_Work to do_
Pick up the vacuum dataset notebook where it stops and write what follows.

═════ Document section

# Vacuum dataset

In [1]:
from qcportal import PortalClient
from qcelemental.models.results import WavefunctionProtocolEnum
from openff.qcsubmit.results import OptimizationResultCollection,BasicResultCollection
from openff.qcsubmit.datasets import BasicDataset
from openff.qcsubmit.results.filters import ConnectivityFilter, ConformerRMSDFilter
from openff.qcsubmit.factories import BasicDatasetFactory
from openff.qcsubmit.common_structures import Metadata, QCSpec


# Load datasets prepared in `subsample_esp_ds.ipynb`

In [2]:
client = PortalClient("https://api.qcarchive.molssi.org:443/")



In [3]:
br_dataset = BasicResultCollection.parse_file('br_subsample_filtered.json')

In [4]:
esp50k_dataset = BasicResultCollection.parse_file('esp_subsample_filtered.json')

In [5]:
# These were already filtered earlier
br_records = br_dataset.to_records()
esp50k_records = esp50k_dataset.to_records()



# Set up single points

In [6]:
from openff.qcsubmit.common_structures import SCFProperties, Metadata

# want a finer grid for wb97 functionals
keywords = {
    "dft_spherical_points": 590,
    "dft_radial_points": 99
}

# let's calculate a bunch of stuff while we're at it; in case we decide to train on any of this.
properties = [
        SCFProperties.Dipole,
        SCFProperties.Quadrupole,
        SCFProperties.LowdinCharges,
        SCFProperties.MullikenCharges,
        SCFProperties.MBISCharges,
        SCFProperties.MayerIndices,
        SCFProperties.WibergLowdinIndices,
        SCFProperties.DipolePolarizabilities,
    ]


In [7]:
from qcelemental.models import DriverEnum

dataset = BasicDataset(
    dataset_name="OpenFF NAGL2 ESP Timing Benchmark v1.0",
    dataset_tagline="wB97X-V/def2-TZVPPD single point calculations of ~1000 diverse molecules.",
    description=(
        "wB97X-V/def2-TZVPPD/vacuum single point calculations of ~1000 diverse molecules sub-sampled from the ESP50k and multi-BR ESP datasets, to benchmark computational cost."
    ),
    driver=DriverEnum.properties, # This was DriverEnum.energy for the other ESP datasets, but I think to calculate dipole etc it needs to be properties.
    metadata=Metadata(
        submitter="amcisaac",
        long_description_url=(
            "https://github.com/openforcefield/qca-dataset-submission/tree/master/submissions/2024-09-06-OpenFF-NAGL2-ESP-Timing-Benchmark-v1.0"
        )
    ),
    qc_specifications={
        "wB97X-V/def2-TZVPPD": QCSpec(
            program="psi4",
            method="wb97X-V",
            basis="def2-TZVPPD",
            spec_name="wB97X-V/def2-TZVPPD",
            spec_description=(
                "wB97X-V functional with def2-TZVPPD basis set"

══════════
═════ Given information

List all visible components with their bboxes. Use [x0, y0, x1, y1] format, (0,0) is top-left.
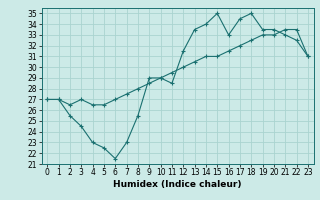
X-axis label: Humidex (Indice chaleur): Humidex (Indice chaleur)	[113, 180, 242, 189]
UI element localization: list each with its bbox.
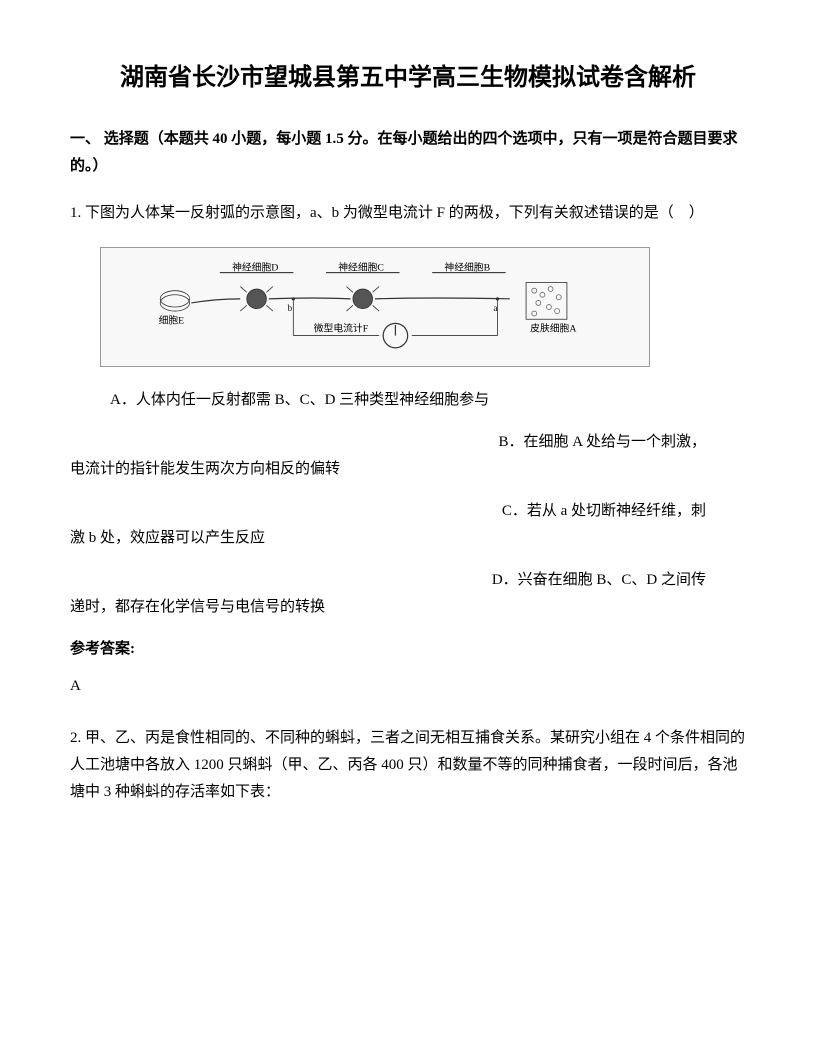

══════════

_Result of the exercise_
            ),
            store_wavefunction=WavefunctionProtocolEnum.orbitals_and_eigenvalues,
            keywords=keywords,
            scf_properties=properties
        ),
            
    }
)

In [8]:
dataset._get_specifications()

{'wB97X-V/def2-TZVPPD': QCSpecification(program='psi4', driver=<SinglepointDriver.properties: 'properties'>, method='wb97x-v', basis='def2-tzvppd', keywords={'maxiter': 200, 'function_kwargs': {'properties': [<SCFProperties.Dipole: 'dipole'>, <SCFProperties.Quadrupole: 'quadrupole'>, <SCFProperties.LowdinCharges: 'lowdin_charges'>, <SCFProperties.MullikenCharges: 'mulliken_charges'>, <SCFProperties.MBISCharges: 'mbis_charges'>, <SCFProperties.MayerIndices: 'mayer_indices'>, <SCFProperties.WibergLowdinIndices: 'wiberg_lowdin_indices'>, <SCFProperties.DipolePolarizabilities: 'dipole_polarizabilities'>]}, 'dft_spherical_points': 590, 'dft_radial_points': 99}, protocols=AtomicResultProtocols(wavefunction=<WavefunctionProtocolEnum.orbitals_and_eigenvalues: 'orbitals_and_eigenvalues'>, stdout=True, error_correction=ErrorCorrectionProtocol(default_policy=True, policies=None), native_files=<NativeFilesProtocolEnum.none: 'none'>))}

In [10]:
from collections import defaultdict

records_by_cmiles = defaultdict(list)
for record, molecule in br_records + esp50k_records:
    records_by_cmiles[
        molecule.to_smiles(isomeric=True, explicit_hydrogens=True, mapped=True)
    ].append((record, molecule))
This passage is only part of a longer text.